┏━━

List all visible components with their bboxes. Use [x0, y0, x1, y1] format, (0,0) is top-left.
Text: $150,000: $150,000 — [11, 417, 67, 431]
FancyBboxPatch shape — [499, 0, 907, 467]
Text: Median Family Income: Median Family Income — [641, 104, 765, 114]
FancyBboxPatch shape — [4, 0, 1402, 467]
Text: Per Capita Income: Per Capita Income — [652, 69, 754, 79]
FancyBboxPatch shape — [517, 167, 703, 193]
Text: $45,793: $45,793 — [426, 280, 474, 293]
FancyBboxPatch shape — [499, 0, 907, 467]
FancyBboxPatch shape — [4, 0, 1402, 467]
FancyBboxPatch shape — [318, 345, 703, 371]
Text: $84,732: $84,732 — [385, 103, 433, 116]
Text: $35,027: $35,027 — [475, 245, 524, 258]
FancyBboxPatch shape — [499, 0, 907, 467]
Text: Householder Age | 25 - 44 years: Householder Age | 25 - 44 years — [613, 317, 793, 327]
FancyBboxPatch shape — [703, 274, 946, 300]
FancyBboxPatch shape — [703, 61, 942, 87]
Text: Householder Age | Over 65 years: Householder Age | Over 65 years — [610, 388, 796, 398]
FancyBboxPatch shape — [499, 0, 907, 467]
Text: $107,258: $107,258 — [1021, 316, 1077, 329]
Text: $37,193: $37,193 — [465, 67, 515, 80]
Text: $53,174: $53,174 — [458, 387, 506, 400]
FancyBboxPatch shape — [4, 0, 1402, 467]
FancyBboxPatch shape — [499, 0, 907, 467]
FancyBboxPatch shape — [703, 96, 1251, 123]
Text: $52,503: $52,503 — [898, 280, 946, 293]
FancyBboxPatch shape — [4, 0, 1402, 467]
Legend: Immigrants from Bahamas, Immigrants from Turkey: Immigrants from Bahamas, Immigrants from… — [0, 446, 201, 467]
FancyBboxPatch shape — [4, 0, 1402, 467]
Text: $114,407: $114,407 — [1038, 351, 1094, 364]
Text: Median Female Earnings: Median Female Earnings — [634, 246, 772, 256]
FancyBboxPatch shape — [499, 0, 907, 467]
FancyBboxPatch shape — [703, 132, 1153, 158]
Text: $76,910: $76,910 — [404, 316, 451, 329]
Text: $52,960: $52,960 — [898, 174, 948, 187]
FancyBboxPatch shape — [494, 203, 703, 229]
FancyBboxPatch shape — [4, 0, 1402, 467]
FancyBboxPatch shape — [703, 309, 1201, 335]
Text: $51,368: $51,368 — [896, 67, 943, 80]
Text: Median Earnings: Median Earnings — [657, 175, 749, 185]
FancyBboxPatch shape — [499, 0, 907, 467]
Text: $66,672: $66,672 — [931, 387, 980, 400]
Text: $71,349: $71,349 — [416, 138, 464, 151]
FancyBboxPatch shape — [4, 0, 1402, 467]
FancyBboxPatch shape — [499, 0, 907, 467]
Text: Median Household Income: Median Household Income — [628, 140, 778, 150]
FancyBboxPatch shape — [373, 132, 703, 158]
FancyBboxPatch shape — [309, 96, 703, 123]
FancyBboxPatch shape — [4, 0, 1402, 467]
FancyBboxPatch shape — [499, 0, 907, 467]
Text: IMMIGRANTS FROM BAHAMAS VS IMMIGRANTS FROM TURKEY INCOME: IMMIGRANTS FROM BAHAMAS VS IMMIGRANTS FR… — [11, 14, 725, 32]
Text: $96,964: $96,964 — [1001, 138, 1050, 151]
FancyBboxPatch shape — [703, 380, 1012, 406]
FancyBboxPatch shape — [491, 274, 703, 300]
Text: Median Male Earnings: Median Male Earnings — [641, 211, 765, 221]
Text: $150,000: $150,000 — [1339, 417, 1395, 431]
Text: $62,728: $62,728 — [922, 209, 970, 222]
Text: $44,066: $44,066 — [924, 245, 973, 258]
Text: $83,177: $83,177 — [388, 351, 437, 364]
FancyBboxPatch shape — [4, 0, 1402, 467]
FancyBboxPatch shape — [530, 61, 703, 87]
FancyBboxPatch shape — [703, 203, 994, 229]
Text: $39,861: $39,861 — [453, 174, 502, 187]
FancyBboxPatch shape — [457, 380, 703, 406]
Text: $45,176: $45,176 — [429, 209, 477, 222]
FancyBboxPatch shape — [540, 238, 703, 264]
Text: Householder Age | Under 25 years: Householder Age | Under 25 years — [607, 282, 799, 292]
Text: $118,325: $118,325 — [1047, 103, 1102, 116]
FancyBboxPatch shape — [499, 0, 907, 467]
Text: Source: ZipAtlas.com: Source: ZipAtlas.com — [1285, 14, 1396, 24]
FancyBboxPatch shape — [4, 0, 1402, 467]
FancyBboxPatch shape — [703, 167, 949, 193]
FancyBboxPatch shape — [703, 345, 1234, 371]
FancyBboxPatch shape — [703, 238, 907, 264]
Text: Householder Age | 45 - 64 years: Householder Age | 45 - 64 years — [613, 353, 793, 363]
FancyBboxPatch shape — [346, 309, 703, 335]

┗━━

> [DIRECTIONS] Can you transcribe every line of the listing above exactly as it appears?

> [THE RESPONSE]
List all visible components with their bboxes. Use [x0, y0, x1, y1] format, (0,0) is top-left.
Text: $150,000: $150,000 — [11, 417, 67, 431]
FancyBboxPatch shape — [499, 0, 907, 467]
Text: Median Family Income: Median Family Income — [641, 104, 765, 114]
FancyBboxPatch shape — [4, 0, 1402, 467]
Text: Per Capita Income: Per Capita Income — [652, 69, 754, 79]
FancyBboxPatch shape — [517, 167, 703, 193]
Text: $45,793: $45,793 — [426, 280, 474, 293]
FancyBboxPatch shape — [499, 0, 907, 467]
FancyBboxPatch shape — [4, 0, 1402, 467]
FancyBboxPatch shape — [318, 345, 703, 371]
Text: $84,732: $84,732 — [385, 103, 433, 116]
Text: $35,027: $35,027 — [475, 245, 524, 258]
FancyBboxPatch shape — [499, 0, 907, 467]
Text: Householder Age | 25 - 44 years: Householder Age | 25 - 44 years — [613, 317, 793, 327]
FancyBboxPatch shape — [703, 274, 946, 300]
FancyBboxPatch shape — [703, 61, 942, 87]
Text: Householder Age | Over 65 years: Householder Age | Over 65 years — [610, 388, 796, 398]
FancyBboxPatch shape — [499, 0, 907, 467]
Text: $107,258: $107,258 — [1021, 316, 1077, 329]
Text: $37,193: $37,193 — [465, 67, 515, 80]
Text: $53,174: $53,174 — [458, 387, 506, 400]
FancyBboxPatch shape — [4, 0, 1402, 467]
FancyBboxPatch shape — [499, 0, 907, 467]
FancyBboxPatch shape — [703, 96, 1251, 123]
Text: $52,503: $52,503 — [898, 280, 946, 293]
FancyBboxPatch shape — [4, 0, 1402, 467]
Legend: Immigrants from Bahamas, Immigrants from Turkey: Immigrants from Bahamas, Immigrants from… — [0, 446, 201, 467]
FancyBboxPatch shape — [4, 0, 1402, 467]
Text: $114,407: $114,407 — [1038, 351, 1094, 364]
Text: Median Female Earnings: Median Female Earnings — [634, 246, 772, 256]
FancyBboxPatch shape — [499, 0, 907, 467]
FancyBboxPatch shape — [703, 132, 1153, 158]
Text: $76,910: $76,910 — [404, 316, 451, 329]
Text: $52,960: $52,960 — [898, 174, 948, 187]
FancyBboxPatch shape — [494, 203, 703, 229]
FancyBboxPatch shape — [4, 0, 1402, 467]
FancyBboxPatch shape — [703, 309, 1201, 335]
Text: $51,368: $51,368 — [896, 67, 943, 80]
Text: Median Earnings: Median Earnings — [657, 175, 749, 185]
FancyBboxPatch shape — [499, 0, 907, 467]
Text: $66,672: $66,672 — [931, 387, 980, 400]
Text: $71,349: $71,349 — [416, 138, 464, 151]
FancyBboxPatch shape — [4, 0, 1402, 467]
FancyBboxPatch shape — [499, 0, 907, 467]
Text: Median Household Income: Median Household Income — [628, 140, 778, 150]
FancyBboxPatch shape — [373, 132, 703, 158]
FancyBboxPatch shape — [309, 96, 703, 123]
FancyBboxPatch shape — [4, 0, 1402, 467]
FancyBboxPatch shape — [499, 0, 907, 467]
Text: IMMIGRANTS FROM BAHAMAS VS IMMIGRANTS FROM TURKEY INCOME: IMMIGRANTS FROM BAHAMAS VS IMMIGRANTS FR… — [11, 14, 725, 32]
Text: $96,964: $96,964 — [1001, 138, 1050, 151]
FancyBboxPatch shape — [703, 380, 1012, 406]
FancyBboxPatch shape — [491, 274, 703, 300]
Text: Median Male Earnings: Median Male Earnings — [641, 211, 765, 221]
Text: $150,000: $150,000 — [1339, 417, 1395, 431]
Text: $62,728: $62,728 — [922, 209, 970, 222]
Text: $44,066: $44,066 — [924, 245, 973, 258]
Text: $83,177: $83,177 — [388, 351, 437, 364]
FancyBboxPatch shape — [4, 0, 1402, 467]
FancyBboxPatch shape — [530, 61, 703, 87]
FancyBboxPatch shape — [703, 203, 994, 229]
Text: $39,861: $39,861 — [453, 174, 502, 187]
FancyBboxPatch shape — [457, 380, 703, 406]
Text: $45,176: $45,176 — [429, 209, 477, 222]
FancyBboxPatch shape — [540, 238, 703, 264]
Text: Householder Age | Under 25 years: Householder Age | Under 25 years — [607, 282, 799, 292]
Text: $118,325: $118,325 — [1047, 103, 1102, 116]
FancyBboxPatch shape — [499, 0, 907, 467]
Text: Source: ZipAtlas.com: Source: ZipAtlas.com — [1285, 14, 1396, 24]
FancyBboxPatch shape — [4, 0, 1402, 467]
FancyBboxPatch shape — [703, 167, 949, 193]
FancyBboxPatch shape — [703, 345, 1234, 371]
FancyBboxPatch shape — [703, 238, 907, 264]
Text: Householder Age | 45 - 64 years: Householder Age | 45 - 64 years — [613, 353, 793, 363]
FancyBboxPatch shape — [346, 309, 703, 335]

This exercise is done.